◆ GIVEN RECORDS

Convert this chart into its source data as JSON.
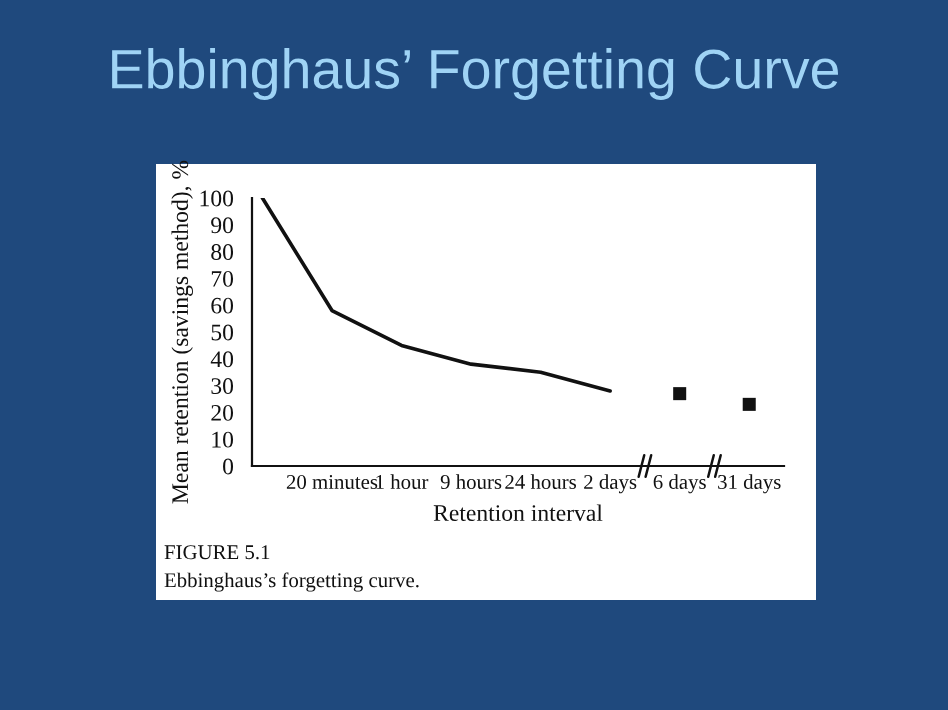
{
  "chart_data": {
    "type": "line",
    "title": "Ebbinghaus’ Forgetting Curve",
    "xlabel": "Retention interval",
    "ylabel": "Mean retention (savings method), %",
    "annotations": [
      "FIGURE 5.1",
      "Ebbinghaus’s forgetting curve."
    ],
    "categories": [
      null,
      "20 minutes",
      "1 hour",
      "9 hours",
      "24 hours",
      "2 days",
      "6 days",
      "31 days"
    ],
    "series": [
      {
        "color": "#111111",
        "values": [
          100,
          58,
          45,
          38,
          35,
          28,
          null,
          null
        ]
      },
      {
        "type": "scatter",
        "marker": "square",
        "color": "#111111",
        "values": [
          null,
          null,
          null,
          null,
          null,
          null,
          27,
          23
        ]
      }
    ],
    "ylim": [
      0,
      100
    ],
    "yticks": [
      0,
      10,
      20,
      30,
      40,
      50,
      60,
      70,
      80,
      90,
      100
    ],
    "grid": false,
    "legend": false
  }
}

◆ WORK TO COMPLETE
Would you set down the listing exactly, omitting pictures?

◆ WORKED ANSWER
Convert this chart into its source data as JSON.
{
  "chart_data": {
    "type": "line",
    "title": "Ebbinghaus’ Forgetting Curve",
    "xlabel": "Retention interval",
    "ylabel": "Mean retention (savings method), %",
    "annotations": [
      "FIGURE 5.1",
      "Ebbinghaus’s forgetting curve."
    ],
    "categories": [
      null,
      "20 minutes",
      "1 hour",
      "9 hours",
      "24 hours",
      "2 days",
      "6 days",
      "31 days"
    ],
    "series": [
      {
        "color": "#111111",
        "values": [
          100,
          58,
          45,
          38,
          35,
          28,
          null,
          null
        ]
      },
      {
        "type": "scatter",
        "marker": "square",
        "color": "#111111",
        "values": [
          null,
          null,
          null,
          null,
          null,
          null,
          27,
          23
        ]
      }
    ],
    "ylim": [
      0,
      100
    ],
    "yticks": [
      0,
      10,
      20,
      30,
      40,
      50,
      60,
      70,
      80,
      90,
      100
    ],
    "grid": false,
    "legend": false
  }
}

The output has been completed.